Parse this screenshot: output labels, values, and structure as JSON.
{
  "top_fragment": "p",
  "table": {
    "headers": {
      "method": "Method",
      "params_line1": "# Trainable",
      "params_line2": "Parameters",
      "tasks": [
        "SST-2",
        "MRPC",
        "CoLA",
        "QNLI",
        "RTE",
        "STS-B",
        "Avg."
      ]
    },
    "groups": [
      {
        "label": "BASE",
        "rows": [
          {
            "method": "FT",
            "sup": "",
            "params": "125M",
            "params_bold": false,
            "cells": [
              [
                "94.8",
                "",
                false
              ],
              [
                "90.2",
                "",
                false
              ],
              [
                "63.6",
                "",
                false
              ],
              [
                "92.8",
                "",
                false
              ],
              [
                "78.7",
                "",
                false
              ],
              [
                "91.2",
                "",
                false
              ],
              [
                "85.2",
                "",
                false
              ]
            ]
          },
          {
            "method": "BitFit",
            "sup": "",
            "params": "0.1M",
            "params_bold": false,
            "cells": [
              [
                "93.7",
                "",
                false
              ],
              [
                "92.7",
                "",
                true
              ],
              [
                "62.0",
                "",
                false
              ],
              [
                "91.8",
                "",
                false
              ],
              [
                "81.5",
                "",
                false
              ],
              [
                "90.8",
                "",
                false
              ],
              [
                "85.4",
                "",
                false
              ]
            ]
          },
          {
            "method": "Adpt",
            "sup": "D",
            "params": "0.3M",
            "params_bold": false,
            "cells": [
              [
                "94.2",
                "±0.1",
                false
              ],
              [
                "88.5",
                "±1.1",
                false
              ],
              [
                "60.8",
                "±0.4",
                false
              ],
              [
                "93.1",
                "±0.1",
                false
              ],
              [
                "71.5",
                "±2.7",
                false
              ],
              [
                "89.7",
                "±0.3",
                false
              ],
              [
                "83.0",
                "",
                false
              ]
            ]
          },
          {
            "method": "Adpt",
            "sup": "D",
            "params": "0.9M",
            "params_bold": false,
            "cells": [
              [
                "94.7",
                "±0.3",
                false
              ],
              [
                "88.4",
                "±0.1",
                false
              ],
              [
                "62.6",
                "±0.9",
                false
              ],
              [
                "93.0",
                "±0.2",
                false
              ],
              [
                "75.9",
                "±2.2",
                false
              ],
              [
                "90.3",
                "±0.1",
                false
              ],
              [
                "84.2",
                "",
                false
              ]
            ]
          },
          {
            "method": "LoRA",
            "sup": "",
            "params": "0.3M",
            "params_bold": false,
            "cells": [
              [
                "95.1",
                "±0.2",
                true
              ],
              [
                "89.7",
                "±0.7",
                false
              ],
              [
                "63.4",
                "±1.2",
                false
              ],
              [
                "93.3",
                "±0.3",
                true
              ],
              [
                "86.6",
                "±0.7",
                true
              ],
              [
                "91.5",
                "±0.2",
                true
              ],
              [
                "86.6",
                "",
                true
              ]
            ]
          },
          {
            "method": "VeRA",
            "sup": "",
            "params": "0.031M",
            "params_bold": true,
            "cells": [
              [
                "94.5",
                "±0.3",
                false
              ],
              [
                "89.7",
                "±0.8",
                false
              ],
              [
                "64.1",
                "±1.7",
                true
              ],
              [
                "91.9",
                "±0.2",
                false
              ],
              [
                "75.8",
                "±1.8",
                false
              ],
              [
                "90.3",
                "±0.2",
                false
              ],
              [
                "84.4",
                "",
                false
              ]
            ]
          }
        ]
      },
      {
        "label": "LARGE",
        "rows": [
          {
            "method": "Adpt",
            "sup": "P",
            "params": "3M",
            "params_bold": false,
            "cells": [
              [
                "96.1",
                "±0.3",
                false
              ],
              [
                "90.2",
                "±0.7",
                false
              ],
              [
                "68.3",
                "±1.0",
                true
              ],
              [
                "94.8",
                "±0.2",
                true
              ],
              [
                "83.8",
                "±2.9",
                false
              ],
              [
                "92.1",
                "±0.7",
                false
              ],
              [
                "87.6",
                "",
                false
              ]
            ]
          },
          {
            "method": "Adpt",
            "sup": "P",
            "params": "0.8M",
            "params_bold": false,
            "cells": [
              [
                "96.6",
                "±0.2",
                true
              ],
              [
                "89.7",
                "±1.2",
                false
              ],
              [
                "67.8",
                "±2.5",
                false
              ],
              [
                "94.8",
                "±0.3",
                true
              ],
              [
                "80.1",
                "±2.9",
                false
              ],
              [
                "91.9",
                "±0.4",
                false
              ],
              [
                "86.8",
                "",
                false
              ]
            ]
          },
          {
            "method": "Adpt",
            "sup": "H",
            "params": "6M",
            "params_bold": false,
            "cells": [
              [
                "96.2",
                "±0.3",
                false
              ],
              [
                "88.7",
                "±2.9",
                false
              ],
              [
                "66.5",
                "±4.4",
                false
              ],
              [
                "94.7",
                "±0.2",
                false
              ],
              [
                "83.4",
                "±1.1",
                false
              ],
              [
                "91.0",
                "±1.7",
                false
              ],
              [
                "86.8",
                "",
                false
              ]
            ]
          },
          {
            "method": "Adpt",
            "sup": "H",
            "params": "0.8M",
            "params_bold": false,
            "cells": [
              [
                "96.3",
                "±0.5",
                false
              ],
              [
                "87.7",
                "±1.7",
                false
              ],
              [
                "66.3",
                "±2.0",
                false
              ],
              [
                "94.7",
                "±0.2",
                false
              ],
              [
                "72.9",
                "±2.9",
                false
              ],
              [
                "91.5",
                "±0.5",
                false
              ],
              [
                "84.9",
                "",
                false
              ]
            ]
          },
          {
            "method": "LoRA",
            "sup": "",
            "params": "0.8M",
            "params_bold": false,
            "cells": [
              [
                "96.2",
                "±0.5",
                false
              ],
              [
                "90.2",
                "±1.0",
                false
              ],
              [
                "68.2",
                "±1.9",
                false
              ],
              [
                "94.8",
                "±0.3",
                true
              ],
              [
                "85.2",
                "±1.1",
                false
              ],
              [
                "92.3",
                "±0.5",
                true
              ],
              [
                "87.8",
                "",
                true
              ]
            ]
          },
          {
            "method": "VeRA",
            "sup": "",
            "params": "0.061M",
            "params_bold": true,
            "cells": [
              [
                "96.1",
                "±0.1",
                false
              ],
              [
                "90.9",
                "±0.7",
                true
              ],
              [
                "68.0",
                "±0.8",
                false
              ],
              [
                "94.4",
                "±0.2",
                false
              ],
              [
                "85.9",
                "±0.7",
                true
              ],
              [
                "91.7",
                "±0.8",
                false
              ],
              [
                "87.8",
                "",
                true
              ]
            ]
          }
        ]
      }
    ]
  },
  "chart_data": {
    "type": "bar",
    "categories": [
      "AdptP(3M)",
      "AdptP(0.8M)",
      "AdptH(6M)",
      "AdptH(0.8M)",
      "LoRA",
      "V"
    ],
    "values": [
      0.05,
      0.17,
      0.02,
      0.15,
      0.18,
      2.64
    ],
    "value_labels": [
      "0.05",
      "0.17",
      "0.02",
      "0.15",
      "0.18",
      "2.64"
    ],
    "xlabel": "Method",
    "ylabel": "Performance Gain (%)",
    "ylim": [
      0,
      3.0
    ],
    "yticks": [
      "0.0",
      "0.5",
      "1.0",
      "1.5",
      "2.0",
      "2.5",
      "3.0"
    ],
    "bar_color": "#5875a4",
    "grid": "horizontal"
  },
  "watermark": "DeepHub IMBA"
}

++++++++

Copy out each record, keeping every word as it is.

Parse this screenshot: output labels, values, and structure as JSON.
{
  "top_fragment": "p",
  "table": {
    "headers": {
      "method": "Method",
      "params_line1": "# Trainable",
      "params_line2": "Parameters",
      "tasks": [
        "SST-2",
        "MRPC",
        "CoLA",
        "QNLI",
        "RTE",
        "STS-B",
        "Avg."
      ]
    },
    "groups": [
      {
        "label": "BASE",
        "rows": [
          {
            "method": "FT",
            "sup": "",
            "params": "125M",
            "params_bold": false,
            "cells": [
              [
                "94.8",
                "",
                false
              ],
              [
                "90.2",
                "",
                false
              ],
              [
                "63.6",
                "",
                false
              ],
              [
                "92.8",
                "",
                false
              ],
              [
                "78.7",
                "",
                false
              ],
              [
                "91.2",
                "",
                false
              ],
              [
                "85.2",
                "",
                false
              ]
            ]
          },
          {
            "method": "BitFit",
            "sup": "",
            "params": "0.1M",
            "params_bold": false,
            "cells": [
              [
                "93.7",
                "",
                false
              ],
              [
                "92.7",
                "",
                true
              ],
              [
                "62.0",
                "",
                false
              ],
              [
                "91.8",
                "",
                false
              ],
              [
                "81.5",
                "",
                false
              ],
              [
                "90.8",
                "",
                false
              ],
              [
                "85.4",
                "",
                false
              ]
            ]
          },
          {
            "method": "Adpt",
            "sup": "D",
            "params": "0.3M",
            "params_bold": false,
            "cells": [
              [
                "94.2",
                "±0.1",
                false
              ],
              [
                "88.5",
                "±1.1",
                false
              ],
              [
                "60.8",
                "±0.4",
                false
              ],
              [
                "93.1",
                "±0.1",
                false
              ],
              [
                "71.5",
                "±2.7",
                false
              ],
              [
                "89.7",
                "±0.3",
                false
              ],
              [
                "83.0",
                "",
                false
              ]
            ]
          },
          {
            "method": "Adpt",
            "sup": "D",
            "params": "0.9M",
            "params_bold": false,
            "cells": [
              [
                "94.7",
                "±0.3",
                false
              ],
              [
                "88.4",
                "±0.1",
                false
              ],
              [
                "62.6",
                "±0.9",
                false
              ],
              [
                "93.0",
                "±0.2",
                false
              ],
              [
                "75.9",
                "±2.2",
                false
              ],
              [
                "90.3",
                "±0.1",
                false
              ],
              [
                "84.2",
                "",
                false
              ]
            ]
          },
          {
            "method": "LoRA",
            "sup": "",
            "params": "0.3M",
            "params_bold": false,
            "cells": [
              [
                "95.1",
                "±0.2",
                true
              ],
              [
                "89.7",
                "±0.7",
                false
              ],
              [
                "63.4",
                "±1.2",
                false
              ],
              [
                "93.3",
                "±0.3",
                true
              ],
              [
                "86.6",
                "±0.7",
                true
              ],
              [
                "91.5",
                "±0.2",
                true
              ],
              [
                "86.6",
                "",
                true
              ]
            ]
          },
          {
            "method": "VeRA",
            "sup": "",
            "params": "0.031M",
            "params_bold": true,
            "cells": [
              [
                "94.5",
                "±0.3",
                false
              ],
              [
                "89.7",
                "±0.8",
                false
              ],
              [
                "64.1",
                "±1.7",
                true
              ],
              [
                "91.9",
                "±0.2",
                false
              ],
              [
                "75.8",
                "±1.8",
                false
              ],
              [
                "90.3",
                "±0.2",
                false
              ],
              [
                "84.4",
                "",
                false
              ]
            ]
          }
        ]
      },
      {
        "label": "LARGE",
        "rows": [
          {
            "method": "Adpt",
            "sup": "P",
            "params": "3M",
            "params_bold": false,
            "cells": [
              [
                "96.1",
                "±0.3",
                false
              ],
              [
                "90.2",
                "±0.7",
                false
              ],
              [
                "68.3",
                "±1.0",
                true
              ],
              [
                "94.8",
                "±0.2",
                true
              ],
              [
                "83.8",
                "±2.9",
                false
              ],
              [
                "92.1",
                "±0.7",
                false
              ],
              [
                "87.6",
                "",
                false
              ]
            ]
          },
          {
            "method": "Adpt",
            "sup": "P",
            "params": "0.8M",
            "params_bold": false,
            "cells": [
              [
                "96.6",
                "±0.2",
                true
              ],
              [
                "89.7",
                "±1.2",
                false
              ],
              [
                "67.8",
                "±2.5",
                false
              ],
              [
                "94.8",
                "±0.3",
                true
              ],
              [
                "80.1",
                "±2.9",
                false
              ],
              [
                "91.9",
                "±0.4",
                false
              ],
              [
                "86.8",
                "",
                false
              ]
            ]
          },
          {
            "method": "Adpt",
            "sup": "H",
            "params": "6M",
            "params_bold": false,
            "cells": [
              [
                "96.2",
                "±0.3",
                false
              ],
              [
                "88.7",
                "±2.9",
                false
              ],
              [
                "66.5",
                "±4.4",
                false
              ],
              [
                "94.7",
                "±0.2",
                false
              ],
              [
                "83.4",
                "±1.1",
                false
              ],
              [
                "91.0",
                "±1.7",
                false
              ],
              [
                "86.8",
                "",
                false
              ]
            ]
          },
          {
            "method": "Adpt",
            "sup": "H",
            "params": "0.8M",
            "params_bold": false,
            "cells": [
              [
                "96.3",
                "±0.5",
                false
              ],
              [
                "87.7",
                "±1.7",
                false
              ],
              [
                "66.3",
                "±2.0",
                false
              ],
              [
                "94.7",
                "±0.2",
                false
              ],
              [
                "72.9",
                "±2.9",
                false
              ],
              [
                "91.5",
                "±0.5",
                false
              ],
              [
                "84.9",
                "",
                false
              ]
            ]
          },
          {
            "method": "LoRA",
            "sup": "",
            "params": "0.8M",
            "params_bold": false,
            "cells": [
              [
                "96.2",
                "±0.5",
                false
              ],
              [
                "90.2",
                "±1.0",
                false
              ],
              [
                "68.2",
                "±1.9",
                false
              ],
              [
                "94.8",
                "±0.3",
                true
              ],
              [
                "85.2",
                "±1.1",
                false
              ],
              [
                "92.3",
                "±0.5",
                true
              ],
              [
                "87.8",
                "",
                true
              ]
            ]
          },
          {
            "method": "VeRA",
            "sup": "",
            "params": "0.061M",
            "params_bold": true,
            "cells": [
              [
                "96.1",
                "±0.1",
                false
              ],
              [
                "90.9",
                "±0.7",
                true
              ],
              [
                "68.0",
                "±0.8",
                false
              ],
              [
                "94.4",
                "±0.2",
                false
              ],
              [
                "85.9",
                "±0.7",
                true
              ],
              [
                "91.7",
                "±0.8",
                false
              ],
              [
                "87.8",
                "",
                true
              ]
            ]
          }
        ]
      }
    ]
  },
  "chart_data": {
    "type": "bar",
    "categories": [
      "AdptP(3M)",
      "AdptP(0.8M)",
      "AdptH(6M)",
      "AdptH(0.8M)",
      "LoRA",
      "V"
    ],
    "values": [
      0.05,
      0.17,
      0.02,
      0.15,
      0.18,
      2.64
    ],
    "value_labels": [
      "0.05",
      "0.17",
      "0.02",
      "0.15",
      "0.18",
      "2.64"
    ],
    "xlabel": "Method",
    "ylabel": "Performance Gain (%)",
    "ylim": [
      0,
      3.0
    ],
    "yticks": [
      "0.0",
      "0.5",
      "1.0",
      "1.5",
      "2.0",
      "2.5",
      "3.0"
    ],
    "bar_color": "#5875a4",
    "grid": "horizontal"
  },
  "watermark": "DeepHub IMBA"
}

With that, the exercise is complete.